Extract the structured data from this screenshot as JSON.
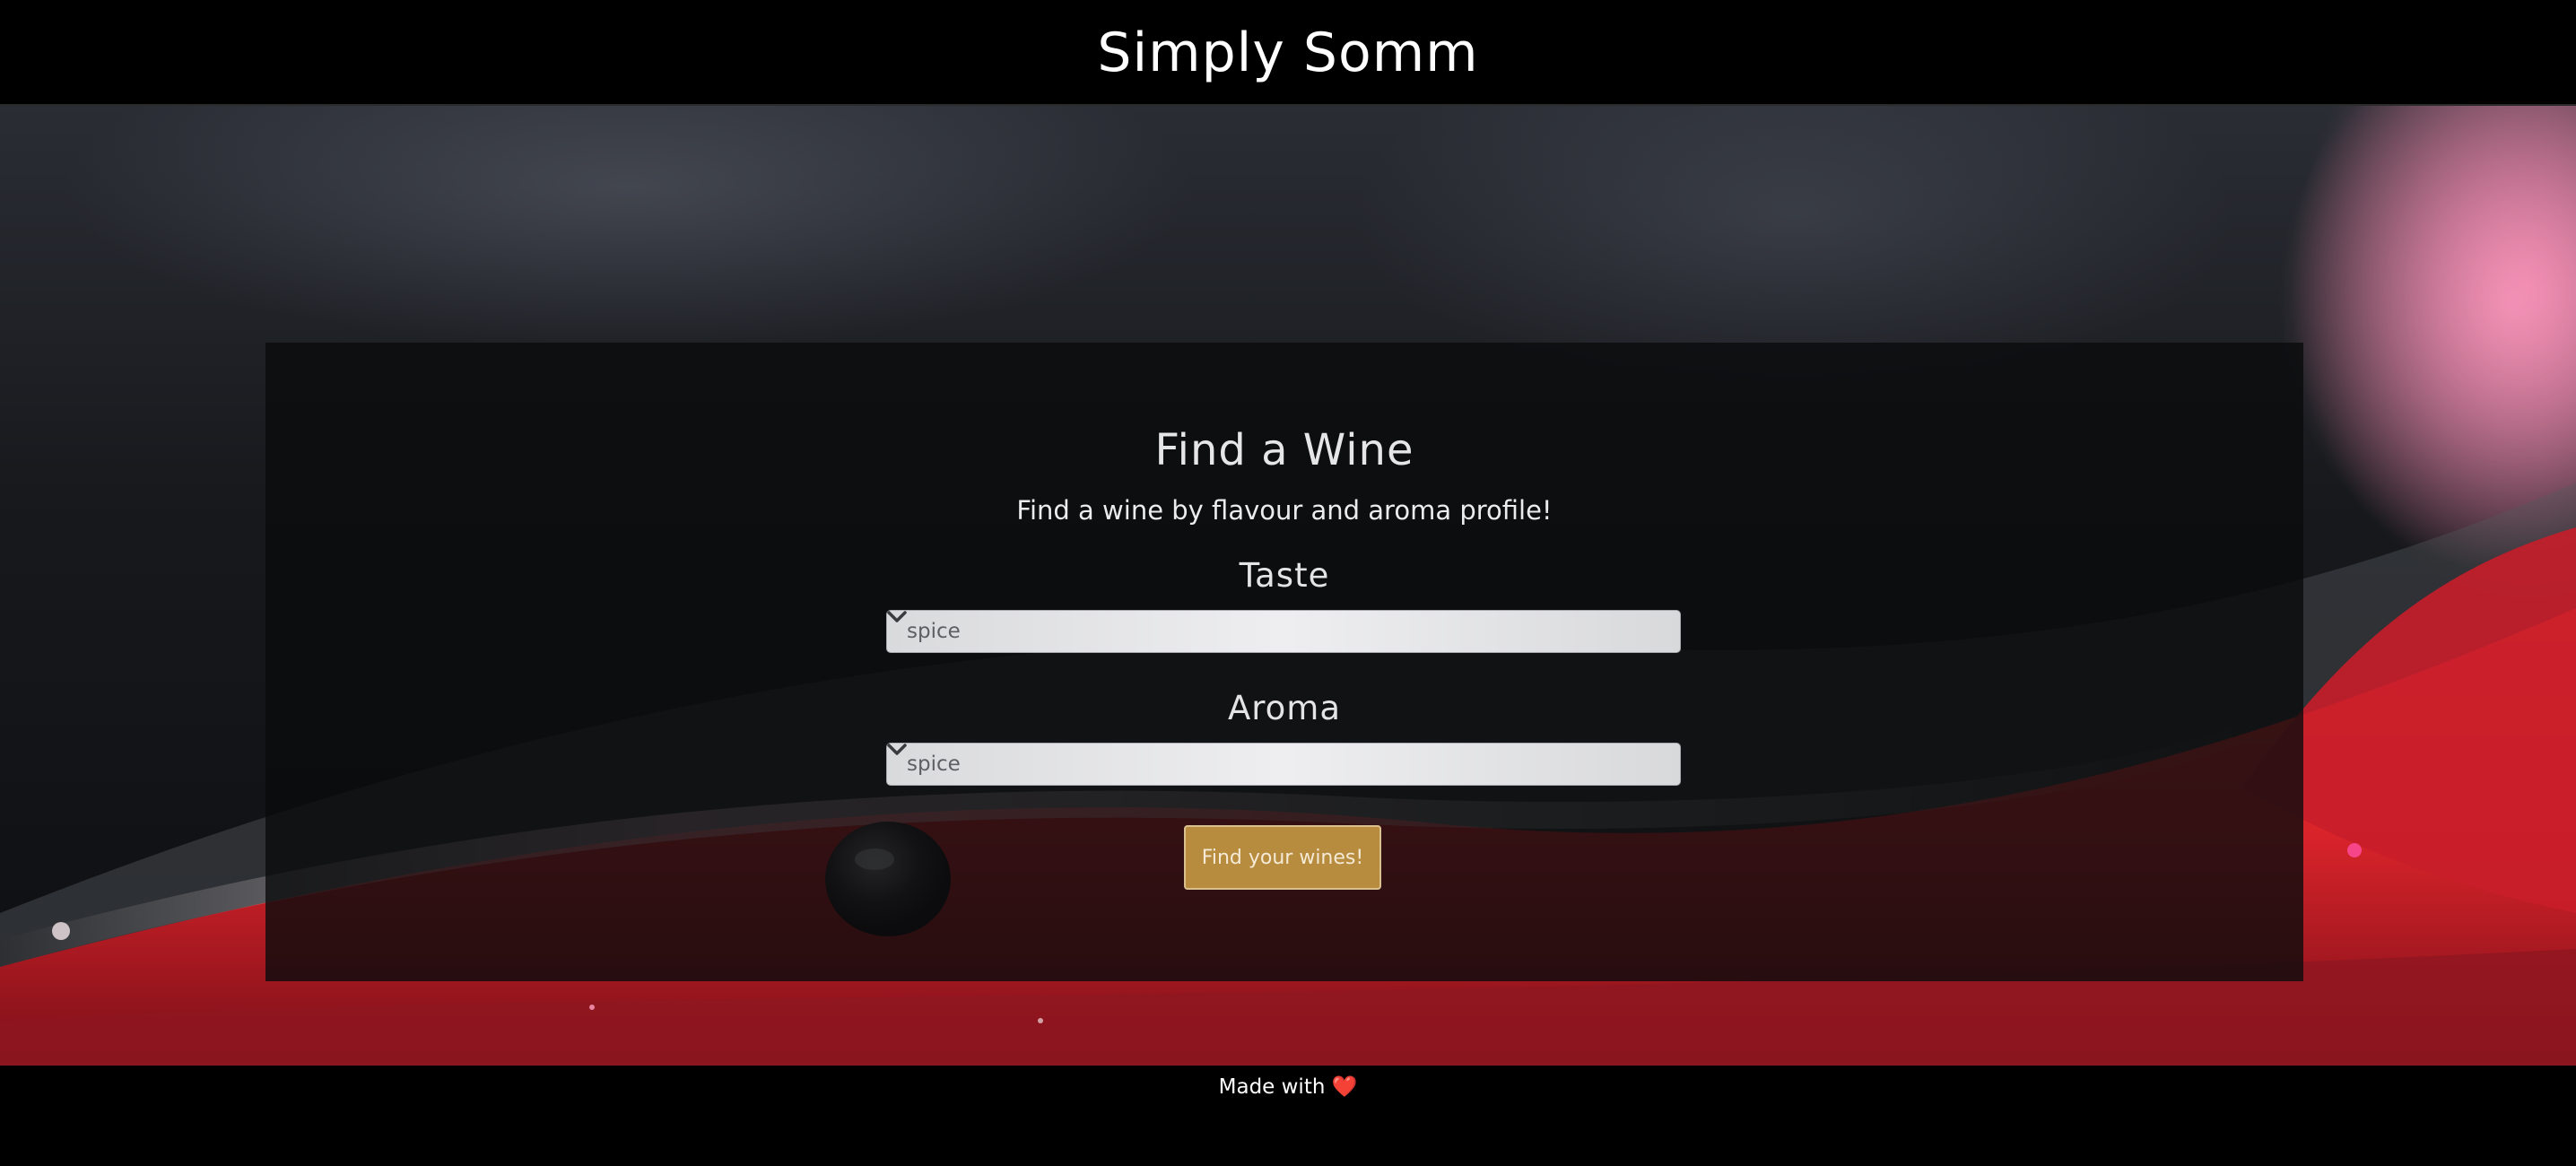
{
  "header": {
    "brand": "Simply Somm"
  },
  "main": {
    "title": "Find a Wine",
    "subtitle": "Find a wine by flavour and aroma profile!",
    "taste": {
      "label": "Taste",
      "selected": "spice"
    },
    "aroma": {
      "label": "Aroma",
      "selected": "spice"
    },
    "submit_label": "Find your wines!"
  },
  "footer": {
    "text": "Made with",
    "heart": "❤️"
  },
  "colors": {
    "header_bg": "#000000",
    "button_bg": "#b78c3f",
    "wine_red": "#e0262c"
  },
  "icons": {
    "select_chevron": "chevron-down-icon",
    "heart": "heart-icon"
  }
}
======
OBJECTIVE: Retype everything in the material word for word, minus pictures.

ANSWER:
Extract the structured data from this screenshot as JSON.
{
  "header": {
    "brand": "Simply Somm"
  },
  "main": {
    "title": "Find a Wine",
    "subtitle": "Find a wine by flavour and aroma profile!",
    "taste": {
      "label": "Taste",
      "selected": "spice"
    },
    "aroma": {
      "label": "Aroma",
      "selected": "spice"
    },
    "submit_label": "Find your wines!"
  },
  "footer": {
    "text": "Made with",
    "heart": "❤️"
  },
  "colors": {
    "header_bg": "#000000",
    "button_bg": "#b78c3f",
    "wine_red": "#e0262c"
  },
  "icons": {
    "select_chevron": "chevron-down-icon",
    "heart": "heart-icon"
  }
}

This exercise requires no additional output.